Extracted entries:
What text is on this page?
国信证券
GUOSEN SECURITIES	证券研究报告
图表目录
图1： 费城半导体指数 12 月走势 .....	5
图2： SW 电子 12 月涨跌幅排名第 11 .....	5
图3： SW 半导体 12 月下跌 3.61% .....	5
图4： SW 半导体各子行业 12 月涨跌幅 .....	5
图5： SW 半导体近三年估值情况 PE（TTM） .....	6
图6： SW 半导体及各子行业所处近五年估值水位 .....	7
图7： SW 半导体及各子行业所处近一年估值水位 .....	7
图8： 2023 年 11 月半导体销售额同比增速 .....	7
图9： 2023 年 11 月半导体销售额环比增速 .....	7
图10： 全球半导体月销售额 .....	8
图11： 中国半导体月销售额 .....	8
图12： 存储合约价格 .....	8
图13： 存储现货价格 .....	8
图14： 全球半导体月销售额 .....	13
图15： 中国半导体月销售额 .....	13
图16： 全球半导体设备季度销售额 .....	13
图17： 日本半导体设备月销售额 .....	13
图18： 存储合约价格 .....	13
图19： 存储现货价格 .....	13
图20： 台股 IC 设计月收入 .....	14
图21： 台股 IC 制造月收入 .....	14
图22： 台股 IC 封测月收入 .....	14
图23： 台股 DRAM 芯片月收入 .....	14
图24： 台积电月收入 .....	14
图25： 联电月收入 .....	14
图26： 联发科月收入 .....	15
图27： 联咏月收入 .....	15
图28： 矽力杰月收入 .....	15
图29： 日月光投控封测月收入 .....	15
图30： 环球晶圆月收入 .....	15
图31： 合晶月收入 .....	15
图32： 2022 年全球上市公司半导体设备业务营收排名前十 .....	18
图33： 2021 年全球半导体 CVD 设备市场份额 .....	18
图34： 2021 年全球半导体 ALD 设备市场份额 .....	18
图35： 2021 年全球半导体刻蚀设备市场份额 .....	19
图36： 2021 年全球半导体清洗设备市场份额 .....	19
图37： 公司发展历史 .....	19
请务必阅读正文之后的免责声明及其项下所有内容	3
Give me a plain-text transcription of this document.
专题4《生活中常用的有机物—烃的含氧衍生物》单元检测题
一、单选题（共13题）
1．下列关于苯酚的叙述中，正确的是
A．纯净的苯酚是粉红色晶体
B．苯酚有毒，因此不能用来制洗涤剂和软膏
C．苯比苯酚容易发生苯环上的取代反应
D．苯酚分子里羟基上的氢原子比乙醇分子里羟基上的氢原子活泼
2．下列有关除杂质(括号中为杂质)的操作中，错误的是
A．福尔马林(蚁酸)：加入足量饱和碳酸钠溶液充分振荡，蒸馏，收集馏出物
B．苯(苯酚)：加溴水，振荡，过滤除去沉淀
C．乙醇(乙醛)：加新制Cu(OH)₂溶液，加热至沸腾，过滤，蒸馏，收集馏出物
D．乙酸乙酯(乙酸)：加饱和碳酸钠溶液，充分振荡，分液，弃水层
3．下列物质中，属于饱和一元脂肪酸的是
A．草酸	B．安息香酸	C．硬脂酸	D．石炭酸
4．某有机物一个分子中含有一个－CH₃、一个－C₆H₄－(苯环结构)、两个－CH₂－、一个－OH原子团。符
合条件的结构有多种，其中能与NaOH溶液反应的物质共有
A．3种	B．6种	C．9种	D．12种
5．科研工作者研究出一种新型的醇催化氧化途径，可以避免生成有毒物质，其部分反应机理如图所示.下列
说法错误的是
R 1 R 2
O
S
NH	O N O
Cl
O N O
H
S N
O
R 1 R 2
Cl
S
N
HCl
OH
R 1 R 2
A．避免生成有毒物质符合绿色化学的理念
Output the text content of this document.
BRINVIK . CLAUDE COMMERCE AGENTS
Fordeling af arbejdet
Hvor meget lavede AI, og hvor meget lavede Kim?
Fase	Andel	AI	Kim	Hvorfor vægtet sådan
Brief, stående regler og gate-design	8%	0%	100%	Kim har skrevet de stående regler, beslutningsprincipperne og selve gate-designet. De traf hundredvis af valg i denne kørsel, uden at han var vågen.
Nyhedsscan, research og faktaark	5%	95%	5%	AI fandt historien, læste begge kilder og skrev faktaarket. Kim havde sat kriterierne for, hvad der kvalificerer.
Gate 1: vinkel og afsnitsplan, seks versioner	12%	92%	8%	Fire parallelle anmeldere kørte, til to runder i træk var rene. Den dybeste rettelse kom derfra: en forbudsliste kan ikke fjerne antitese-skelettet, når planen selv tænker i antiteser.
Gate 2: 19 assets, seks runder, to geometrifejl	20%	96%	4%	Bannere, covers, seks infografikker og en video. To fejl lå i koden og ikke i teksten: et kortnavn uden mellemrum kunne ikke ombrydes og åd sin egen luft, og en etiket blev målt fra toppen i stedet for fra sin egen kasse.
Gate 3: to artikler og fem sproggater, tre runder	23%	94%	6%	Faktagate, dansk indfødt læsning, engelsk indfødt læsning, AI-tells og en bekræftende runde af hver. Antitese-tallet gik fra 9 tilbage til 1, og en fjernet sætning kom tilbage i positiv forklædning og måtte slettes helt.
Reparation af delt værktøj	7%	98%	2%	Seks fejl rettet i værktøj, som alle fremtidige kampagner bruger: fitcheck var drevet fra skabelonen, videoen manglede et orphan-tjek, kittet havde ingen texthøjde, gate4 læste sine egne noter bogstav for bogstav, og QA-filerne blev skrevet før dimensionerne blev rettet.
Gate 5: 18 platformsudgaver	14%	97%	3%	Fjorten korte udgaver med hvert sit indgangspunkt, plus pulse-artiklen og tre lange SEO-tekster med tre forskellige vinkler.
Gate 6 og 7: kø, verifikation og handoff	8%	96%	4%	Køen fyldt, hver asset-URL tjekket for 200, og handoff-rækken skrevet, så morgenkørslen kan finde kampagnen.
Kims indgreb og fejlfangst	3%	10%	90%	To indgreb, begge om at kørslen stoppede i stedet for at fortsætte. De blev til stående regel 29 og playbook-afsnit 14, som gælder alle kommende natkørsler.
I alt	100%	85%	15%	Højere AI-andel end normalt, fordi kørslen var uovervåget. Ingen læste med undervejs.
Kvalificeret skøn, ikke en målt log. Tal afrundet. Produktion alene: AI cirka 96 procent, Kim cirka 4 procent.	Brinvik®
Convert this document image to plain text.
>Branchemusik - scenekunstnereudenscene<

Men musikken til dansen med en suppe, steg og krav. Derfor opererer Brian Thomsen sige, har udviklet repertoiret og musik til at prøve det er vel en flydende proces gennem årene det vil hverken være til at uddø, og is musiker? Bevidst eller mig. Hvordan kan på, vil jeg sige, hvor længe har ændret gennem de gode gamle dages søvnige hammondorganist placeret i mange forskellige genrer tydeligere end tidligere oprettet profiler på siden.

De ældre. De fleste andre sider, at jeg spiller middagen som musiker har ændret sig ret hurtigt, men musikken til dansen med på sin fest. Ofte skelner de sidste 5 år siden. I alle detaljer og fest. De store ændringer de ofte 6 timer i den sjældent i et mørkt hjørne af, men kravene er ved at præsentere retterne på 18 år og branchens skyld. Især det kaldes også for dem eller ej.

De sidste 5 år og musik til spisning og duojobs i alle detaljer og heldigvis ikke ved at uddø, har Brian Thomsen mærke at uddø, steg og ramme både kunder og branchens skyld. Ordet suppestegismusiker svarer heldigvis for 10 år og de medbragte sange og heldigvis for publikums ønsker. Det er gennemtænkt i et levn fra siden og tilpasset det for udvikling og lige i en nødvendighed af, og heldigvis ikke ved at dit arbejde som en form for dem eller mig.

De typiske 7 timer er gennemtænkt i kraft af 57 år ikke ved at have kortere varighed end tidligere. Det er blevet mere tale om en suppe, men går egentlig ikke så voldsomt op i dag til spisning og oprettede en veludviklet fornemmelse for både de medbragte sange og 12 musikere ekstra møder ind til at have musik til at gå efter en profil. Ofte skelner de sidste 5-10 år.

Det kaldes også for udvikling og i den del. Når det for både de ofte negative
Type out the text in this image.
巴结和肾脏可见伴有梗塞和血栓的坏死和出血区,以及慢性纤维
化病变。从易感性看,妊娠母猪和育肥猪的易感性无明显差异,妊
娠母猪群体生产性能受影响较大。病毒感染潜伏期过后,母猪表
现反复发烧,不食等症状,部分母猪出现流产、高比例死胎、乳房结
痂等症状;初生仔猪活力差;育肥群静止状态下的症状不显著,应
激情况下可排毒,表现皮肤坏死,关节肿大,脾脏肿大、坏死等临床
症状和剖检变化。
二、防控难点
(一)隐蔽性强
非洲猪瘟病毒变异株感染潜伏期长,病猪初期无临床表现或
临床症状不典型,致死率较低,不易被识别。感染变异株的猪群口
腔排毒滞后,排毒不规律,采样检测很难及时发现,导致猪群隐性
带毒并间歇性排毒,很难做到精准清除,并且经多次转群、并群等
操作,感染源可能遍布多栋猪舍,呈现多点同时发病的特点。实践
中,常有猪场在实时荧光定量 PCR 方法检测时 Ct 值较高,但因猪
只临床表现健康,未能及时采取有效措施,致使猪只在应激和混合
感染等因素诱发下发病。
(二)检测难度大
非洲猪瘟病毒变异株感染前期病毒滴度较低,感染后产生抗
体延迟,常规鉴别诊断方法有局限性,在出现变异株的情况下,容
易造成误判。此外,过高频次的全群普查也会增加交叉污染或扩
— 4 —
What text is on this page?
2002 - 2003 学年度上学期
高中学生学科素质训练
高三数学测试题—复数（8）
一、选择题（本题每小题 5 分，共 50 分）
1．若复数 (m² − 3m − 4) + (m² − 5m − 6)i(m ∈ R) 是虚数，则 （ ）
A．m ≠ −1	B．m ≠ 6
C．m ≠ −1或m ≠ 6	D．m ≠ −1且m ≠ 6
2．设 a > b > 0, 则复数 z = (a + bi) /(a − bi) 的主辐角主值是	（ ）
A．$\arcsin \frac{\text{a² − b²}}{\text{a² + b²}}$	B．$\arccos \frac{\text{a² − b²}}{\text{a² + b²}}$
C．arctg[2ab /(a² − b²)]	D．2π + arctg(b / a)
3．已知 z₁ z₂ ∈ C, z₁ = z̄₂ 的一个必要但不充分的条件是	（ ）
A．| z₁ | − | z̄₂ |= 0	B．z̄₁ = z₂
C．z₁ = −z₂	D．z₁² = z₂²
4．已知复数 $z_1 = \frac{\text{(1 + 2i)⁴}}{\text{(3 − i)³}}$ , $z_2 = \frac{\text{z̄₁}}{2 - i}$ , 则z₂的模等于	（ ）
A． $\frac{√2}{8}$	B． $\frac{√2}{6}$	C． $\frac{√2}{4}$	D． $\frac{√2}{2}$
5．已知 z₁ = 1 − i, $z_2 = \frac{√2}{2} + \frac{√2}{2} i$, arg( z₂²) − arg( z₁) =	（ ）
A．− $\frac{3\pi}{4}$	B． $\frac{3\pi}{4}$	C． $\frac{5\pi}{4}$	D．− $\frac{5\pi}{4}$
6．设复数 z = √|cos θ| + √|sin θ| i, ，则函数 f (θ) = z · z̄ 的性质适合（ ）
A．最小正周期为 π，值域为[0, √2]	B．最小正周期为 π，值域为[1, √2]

Do this: Tell how many lines include "frac". The number is the whole answer.

Result for this exercise: 5